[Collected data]
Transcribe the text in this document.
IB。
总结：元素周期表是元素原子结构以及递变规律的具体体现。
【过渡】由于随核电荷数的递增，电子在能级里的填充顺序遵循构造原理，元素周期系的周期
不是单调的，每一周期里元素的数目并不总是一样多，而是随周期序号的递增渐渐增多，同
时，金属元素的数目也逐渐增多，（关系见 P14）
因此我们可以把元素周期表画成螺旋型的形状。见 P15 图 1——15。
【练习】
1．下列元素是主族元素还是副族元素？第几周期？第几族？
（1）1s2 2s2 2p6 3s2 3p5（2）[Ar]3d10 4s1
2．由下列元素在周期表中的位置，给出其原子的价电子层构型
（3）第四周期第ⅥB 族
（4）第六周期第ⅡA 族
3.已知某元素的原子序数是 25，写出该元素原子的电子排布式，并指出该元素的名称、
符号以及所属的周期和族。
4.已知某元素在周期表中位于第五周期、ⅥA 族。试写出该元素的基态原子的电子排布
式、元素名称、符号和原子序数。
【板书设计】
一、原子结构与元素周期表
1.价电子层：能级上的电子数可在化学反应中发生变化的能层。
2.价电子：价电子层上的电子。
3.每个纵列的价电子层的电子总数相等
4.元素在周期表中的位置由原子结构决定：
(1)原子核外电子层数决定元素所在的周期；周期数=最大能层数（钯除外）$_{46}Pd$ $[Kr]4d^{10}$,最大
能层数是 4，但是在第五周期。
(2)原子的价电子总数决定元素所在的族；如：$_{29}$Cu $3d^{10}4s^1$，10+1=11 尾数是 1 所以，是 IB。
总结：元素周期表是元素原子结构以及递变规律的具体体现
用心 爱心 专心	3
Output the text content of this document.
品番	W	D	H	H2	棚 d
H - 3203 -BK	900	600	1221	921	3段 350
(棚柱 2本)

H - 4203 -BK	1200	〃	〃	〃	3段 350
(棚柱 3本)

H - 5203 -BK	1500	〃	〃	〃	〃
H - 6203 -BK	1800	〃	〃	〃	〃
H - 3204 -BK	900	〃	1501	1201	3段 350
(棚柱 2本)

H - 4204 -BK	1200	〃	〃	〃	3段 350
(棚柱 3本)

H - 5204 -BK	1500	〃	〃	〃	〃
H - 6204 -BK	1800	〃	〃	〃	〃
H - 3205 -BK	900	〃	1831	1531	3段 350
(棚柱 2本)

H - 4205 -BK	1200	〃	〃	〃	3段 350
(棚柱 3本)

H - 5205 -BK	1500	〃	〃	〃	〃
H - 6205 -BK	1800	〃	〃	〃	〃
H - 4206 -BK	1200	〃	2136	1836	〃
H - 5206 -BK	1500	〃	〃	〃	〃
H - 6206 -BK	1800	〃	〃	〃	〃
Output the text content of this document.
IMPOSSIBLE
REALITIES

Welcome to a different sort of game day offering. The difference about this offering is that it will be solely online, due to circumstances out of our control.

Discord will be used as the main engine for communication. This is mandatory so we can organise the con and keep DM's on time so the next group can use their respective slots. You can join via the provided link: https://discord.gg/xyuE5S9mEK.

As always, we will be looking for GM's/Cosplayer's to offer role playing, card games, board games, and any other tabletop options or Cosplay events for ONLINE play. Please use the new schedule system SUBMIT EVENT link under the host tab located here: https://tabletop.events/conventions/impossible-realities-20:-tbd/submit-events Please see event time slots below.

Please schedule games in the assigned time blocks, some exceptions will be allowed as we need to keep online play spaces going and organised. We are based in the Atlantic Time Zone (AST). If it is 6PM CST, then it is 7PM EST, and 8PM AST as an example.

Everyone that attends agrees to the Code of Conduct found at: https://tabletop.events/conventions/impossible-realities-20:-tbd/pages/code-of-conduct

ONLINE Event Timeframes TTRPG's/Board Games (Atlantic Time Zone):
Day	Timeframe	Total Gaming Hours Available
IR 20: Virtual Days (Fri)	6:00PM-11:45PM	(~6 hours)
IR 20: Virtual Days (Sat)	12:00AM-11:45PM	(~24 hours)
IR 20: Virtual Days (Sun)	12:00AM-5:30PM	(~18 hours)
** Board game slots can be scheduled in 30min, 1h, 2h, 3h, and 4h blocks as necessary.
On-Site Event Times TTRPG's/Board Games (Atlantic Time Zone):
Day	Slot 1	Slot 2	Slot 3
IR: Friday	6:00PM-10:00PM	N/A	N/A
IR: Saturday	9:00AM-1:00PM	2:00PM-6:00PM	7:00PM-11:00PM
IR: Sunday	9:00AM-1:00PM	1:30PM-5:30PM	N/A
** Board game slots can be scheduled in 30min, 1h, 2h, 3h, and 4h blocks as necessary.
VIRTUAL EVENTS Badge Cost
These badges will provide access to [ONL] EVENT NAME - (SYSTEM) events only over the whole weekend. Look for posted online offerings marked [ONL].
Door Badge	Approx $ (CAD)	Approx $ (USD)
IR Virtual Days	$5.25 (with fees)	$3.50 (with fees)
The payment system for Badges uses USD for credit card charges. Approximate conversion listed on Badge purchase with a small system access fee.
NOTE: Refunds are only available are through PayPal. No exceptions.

- Problem description
Review the material and copy each line in which the word "slots" appears.

- In response
Discord will be used as the main engine for communication. This is mandatory so we can organise the con and keep DM's on time so the next group can use their respective slots. You can join via the provided link: https://discord.gg/xyuE5S9mEK.
As always, we will be looking for GM's/Cosplayer's to offer role playing, card games, board games, and any other tabletop options or Cosplay events for ONLINE play. Please use the new schedule system SUBMIT EVENT link under the host tab located here: https://tabletop.events/conventions/impossible-realities-20:-tbd/submit-events Please see event time slots below.
** Board game slots can be scheduled in 30min, 1h, 2h, 3h, and 4h blocks as necessary.
** Board game slots can be scheduled in 30min, 1h, 2h, 3h, and 4h blocks as necessary.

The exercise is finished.